What you need to do: Return the full listing exactly as it is written.

Listed records:

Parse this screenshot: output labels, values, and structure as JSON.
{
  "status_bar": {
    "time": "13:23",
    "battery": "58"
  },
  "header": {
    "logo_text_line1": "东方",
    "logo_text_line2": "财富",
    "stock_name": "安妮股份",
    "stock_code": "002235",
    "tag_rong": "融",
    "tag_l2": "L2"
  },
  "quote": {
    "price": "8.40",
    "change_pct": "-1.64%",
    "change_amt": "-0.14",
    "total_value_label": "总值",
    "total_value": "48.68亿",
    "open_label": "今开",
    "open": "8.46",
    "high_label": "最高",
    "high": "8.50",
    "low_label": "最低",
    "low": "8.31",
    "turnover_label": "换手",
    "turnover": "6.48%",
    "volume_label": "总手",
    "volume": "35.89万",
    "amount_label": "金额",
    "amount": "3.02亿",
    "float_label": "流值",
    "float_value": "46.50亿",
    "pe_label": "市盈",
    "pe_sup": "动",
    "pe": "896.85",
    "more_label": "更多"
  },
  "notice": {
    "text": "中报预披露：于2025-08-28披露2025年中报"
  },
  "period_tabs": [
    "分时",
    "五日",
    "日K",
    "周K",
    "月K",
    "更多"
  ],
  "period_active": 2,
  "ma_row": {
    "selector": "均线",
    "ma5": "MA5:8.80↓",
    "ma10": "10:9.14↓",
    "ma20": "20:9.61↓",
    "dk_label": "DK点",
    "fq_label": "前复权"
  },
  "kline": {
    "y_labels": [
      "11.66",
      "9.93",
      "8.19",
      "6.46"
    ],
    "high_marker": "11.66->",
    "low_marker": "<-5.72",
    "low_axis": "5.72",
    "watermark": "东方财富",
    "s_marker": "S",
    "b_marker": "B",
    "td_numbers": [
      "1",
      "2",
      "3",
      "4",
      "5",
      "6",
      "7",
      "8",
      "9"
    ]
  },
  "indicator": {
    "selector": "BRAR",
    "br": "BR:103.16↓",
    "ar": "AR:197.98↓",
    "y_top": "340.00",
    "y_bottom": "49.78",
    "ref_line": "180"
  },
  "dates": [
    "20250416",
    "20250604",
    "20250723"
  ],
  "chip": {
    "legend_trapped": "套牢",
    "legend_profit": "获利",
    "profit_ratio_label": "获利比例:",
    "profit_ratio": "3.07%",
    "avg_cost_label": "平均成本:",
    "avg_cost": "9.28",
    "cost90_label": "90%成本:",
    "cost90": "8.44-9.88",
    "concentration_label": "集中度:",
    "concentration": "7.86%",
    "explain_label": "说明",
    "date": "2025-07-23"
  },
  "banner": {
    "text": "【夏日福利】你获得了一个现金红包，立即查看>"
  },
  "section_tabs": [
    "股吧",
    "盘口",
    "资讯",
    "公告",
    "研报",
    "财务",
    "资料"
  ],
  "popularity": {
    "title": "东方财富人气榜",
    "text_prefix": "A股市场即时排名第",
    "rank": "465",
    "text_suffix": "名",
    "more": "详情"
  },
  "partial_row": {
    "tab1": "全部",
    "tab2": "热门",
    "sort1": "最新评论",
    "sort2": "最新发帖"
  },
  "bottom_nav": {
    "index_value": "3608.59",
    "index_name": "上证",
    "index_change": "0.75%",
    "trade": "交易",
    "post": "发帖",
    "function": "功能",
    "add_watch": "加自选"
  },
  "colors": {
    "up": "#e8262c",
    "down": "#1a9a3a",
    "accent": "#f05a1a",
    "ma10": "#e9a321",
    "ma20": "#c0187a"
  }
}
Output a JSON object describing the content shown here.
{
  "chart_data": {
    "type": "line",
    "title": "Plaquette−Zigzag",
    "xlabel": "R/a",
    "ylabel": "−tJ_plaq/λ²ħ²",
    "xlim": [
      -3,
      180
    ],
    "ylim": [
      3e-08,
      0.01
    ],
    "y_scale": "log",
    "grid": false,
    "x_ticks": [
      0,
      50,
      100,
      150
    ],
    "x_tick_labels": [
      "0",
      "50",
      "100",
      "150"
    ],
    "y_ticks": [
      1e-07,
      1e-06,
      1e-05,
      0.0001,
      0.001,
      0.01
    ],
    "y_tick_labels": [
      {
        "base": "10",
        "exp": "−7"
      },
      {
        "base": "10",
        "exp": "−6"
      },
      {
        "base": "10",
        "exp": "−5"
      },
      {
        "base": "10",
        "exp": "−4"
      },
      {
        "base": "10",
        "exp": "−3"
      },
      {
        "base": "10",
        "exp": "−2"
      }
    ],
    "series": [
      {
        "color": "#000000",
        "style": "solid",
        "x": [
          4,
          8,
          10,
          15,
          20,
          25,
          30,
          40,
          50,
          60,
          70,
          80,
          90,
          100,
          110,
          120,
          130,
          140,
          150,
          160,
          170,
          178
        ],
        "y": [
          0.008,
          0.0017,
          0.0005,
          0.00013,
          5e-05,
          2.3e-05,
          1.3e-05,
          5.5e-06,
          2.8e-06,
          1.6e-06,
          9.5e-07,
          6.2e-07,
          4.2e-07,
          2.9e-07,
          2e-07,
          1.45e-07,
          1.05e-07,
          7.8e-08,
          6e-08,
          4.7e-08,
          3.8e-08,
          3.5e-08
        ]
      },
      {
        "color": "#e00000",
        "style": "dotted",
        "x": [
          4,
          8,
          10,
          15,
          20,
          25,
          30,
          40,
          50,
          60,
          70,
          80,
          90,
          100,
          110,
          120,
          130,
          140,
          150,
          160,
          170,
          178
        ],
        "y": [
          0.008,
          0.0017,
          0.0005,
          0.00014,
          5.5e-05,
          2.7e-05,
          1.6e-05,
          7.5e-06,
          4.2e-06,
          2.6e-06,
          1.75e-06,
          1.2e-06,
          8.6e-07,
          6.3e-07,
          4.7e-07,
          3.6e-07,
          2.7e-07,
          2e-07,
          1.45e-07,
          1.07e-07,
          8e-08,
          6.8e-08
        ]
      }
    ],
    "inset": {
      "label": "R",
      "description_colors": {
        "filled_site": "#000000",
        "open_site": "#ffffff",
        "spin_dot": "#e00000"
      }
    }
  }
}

Task result:
Parse this screenshot: output labels, values, and structure as JSON.
{
  "status_bar": {
    "time": "13:23",
    "battery": "58"
  },
  "header": {
    "logo_text_line1": "东方",
    "logo_text_line2": "财富",
    "stock_name": "安妮股份",
    "stock_code": "002235",
    "tag_rong": "融",
    "tag_l2": "L2"
  },
  "quote": {
    "price": "8.40",
    "change_pct": "-1.64%",
    "change_amt": "-0.14",
    "total_value_label": "总值",
    "total_value": "48.68亿",
    "open_label": "今开",
    "open": "8.46",
    "high_label": "最高",
    "high": "8.50",
    "low_label": "最低",
    "low": "8.31",
    "turnover_label": "换手",
    "turnover": "6.48%",
    "volume_label": "总手",
    "volume": "35.89万",
    "amount_label": "金额",
    "amount": "3.02亿",
    "float_label": "流值",
    "float_value": "46.50亿",
    "pe_label": "市盈",
    "pe_sup": "动",
    "pe": "896.85",
    "more_label": "更多"
  },
  "notice": {
    "text": "中报预披露：于2025-08-28披露2025年中报"
  },
  "period_tabs": [
    "分时",
    "五日",
    "日K",
    "周K",
    "月K",
    "更多"
  ],
  "period_active": 2,
  "ma_row": {
    "selector": "均线",
    "ma5": "MA5:8.80↓",
    "ma10": "10:9.14↓",
    "ma20": "20:9.61↓",
    "dk_label": "DK点",
    "fq_label": "前复权"
  },
  "kline": {
    "y_labels": [
      "11.66",
      "9.93",
      "8.19",
      "6.46"
    ],
    "high_marker": "11.66->",
    "low_marker": "<-5.72",
    "low_axis": "5.72",
    "watermark": "东方财富",
    "s_marker": "S",
    "b_marker": "B",
    "td_numbers": [
      "1",
      "2",
      "3",
      "4",
      "5",
      "6",
      "7",
      "8",
      "9"
    ]
  },
  "indicator": {
    "selector": "BRAR",
    "br": "BR:103.16↓",
    "ar": "AR:197.98↓",
    "y_top": "340.00",
    "y_bottom": "49.78",
    "ref_line": "180"
  },
  "dates": [
    "20250416",
    "20250604",
    "20250723"
  ],
  "chip": {
    "legend_trapped": "套牢",
    "legend_profit": "获利",
    "profit_ratio_label": "获利比例:",
    "profit_ratio": "3.07%",
    "avg_cost_label": "平均成本:",
    "avg_cost": "9.28",
    "cost90_label": "90%成本:",
    "cost90": "8.44-9.88",
    "concentration_label": "集中度:",
    "concentration": "7.86%",
    "explain_label": "说明",
    "date": "2025-07-23"
  },
  "banner": {
    "text": "【夏日福利】你获得了一个现金红包，立即查看>"
  },
  "section_tabs": [
    "股吧",
    "盘口",
    "资讯",
    "公告",
    "研报",
    "财务",
    "资料"
  ],
  "popularity": {
    "title": "东方财富人气榜",
    "text_prefix": "A股市场即时排名第",
    "rank": "465",
    "text_suffix": "名",
    "more": "详情"
  },
  "partial_row": {
    "tab1": "全部",
    "tab2": "热门",
    "sort1": "最新评论",
    "sort2": "最新发帖"
  },
  "bottom_nav": {
    "index_value": "3608.59",
    "index_name": "上证",
    "index_change": "0.75%",
    "trade": "交易",
    "post": "发帖",
    "function": "功能",
    "add_watch": "加自选"
  },
  "colors": {
    "up": "#e8262c",
    "down": "#1a9a3a",
    "accent": "#f05a1a",
    "ma10": "#e9a321",
    "ma20": "#c0187a"
  }
}
Output a JSON object describing the content shown here.
{
  "chart_data": {
    "type": "line",
    "title": "Plaquette−Zigzag",
    "xlabel": "R/a",
    "ylabel": "−tJ_plaq/λ²ħ²",
    "xlim": [
      -3,
      180
    ],
    "ylim": [
      3e-08,
      0.01
    ],
    "y_scale": "log",
    "grid": false,
    "x_ticks": [
      0,
      50,
      100,
      150
    ],
    "x_tick_labels": [
      "0",
      "50",
      "100",
      "150"
    ],
    "y_ticks": [
      1e-07,
      1e-06,
      1e-05,
      0.0001,
      0.001,
      0.01
    ],
    "y_tick_labels": [
      {
        "base": "10",
        "exp": "−7"
      },
      {
        "base": "10",
        "exp": "−6"
      },
      {
        "base": "10",
        "exp": "−5"
      },
      {
        "base": "10",
        "exp": "−4"
      },
      {
        "base": "10",
        "exp": "−3"
      },
      {
        "base": "10",
        "exp": "−2"
      }
    ],
    "series": [
      {
        "color": "#000000",
        "style": "solid",
        "x": [
          4,
          8,
          10,
          15,
          20,
          25,
          30,
          40,
          50,
          60,
          70,
          80,
          90,
          100,
          110,
          120,
          130,
          140,
          150,
          160,
          170,
          178
        ],
        "y": [
          0.008,
          0.0017,
          0.0005,
          0.00013,
          5e-05,
          2.3e-05,
          1.3e-05,
          5.5e-06,
          2.8e-06,
          1.6e-06,
          9.5e-07,
          6.2e-07,
          4.2e-07,
          2.9e-07,
          2e-07,
          1.45e-07,
          1.05e-07,
          7.8e-08,
          6e-08,
          4.7e-08,
          3.8e-08,
          3.5e-08
        ]
      },
      {
        "color": "#e00000",
        "style": "dotted",
        "x": [
          4,
          8,
          10,
          15,
          20,
          25,
          30,
          40,
          50,
          60,
          70,
          80,
          90,
          100,
          110,
          120,
          130,
          140,
          150,
          160,
          170,
          178
        ],
        "y": [
          0.008,
          0.0017,
          0.0005,
          0.00014,
          5.5e-05,
          2.7e-05,
          1.6e-05,
          7.5e-06,
          4.2e-06,
          2.6e-06,
          1.75e-06,
          1.2e-06,
          8.6e-07,
          6.3e-07,
          4.7e-07,
          3.6e-07,
          2.7e-07,
          2e-07,
          1.45e-07,
          1.07e-07,
          8e-08,
          6.8e-08
        ]
      }
    ],
    "inset": {
      "label": "R",
      "description_colors": {
        "filled_site": "#000000",
        "open_site": "#ffffff",
        "spin_dot": "#e00000"
      }
    }
  }
}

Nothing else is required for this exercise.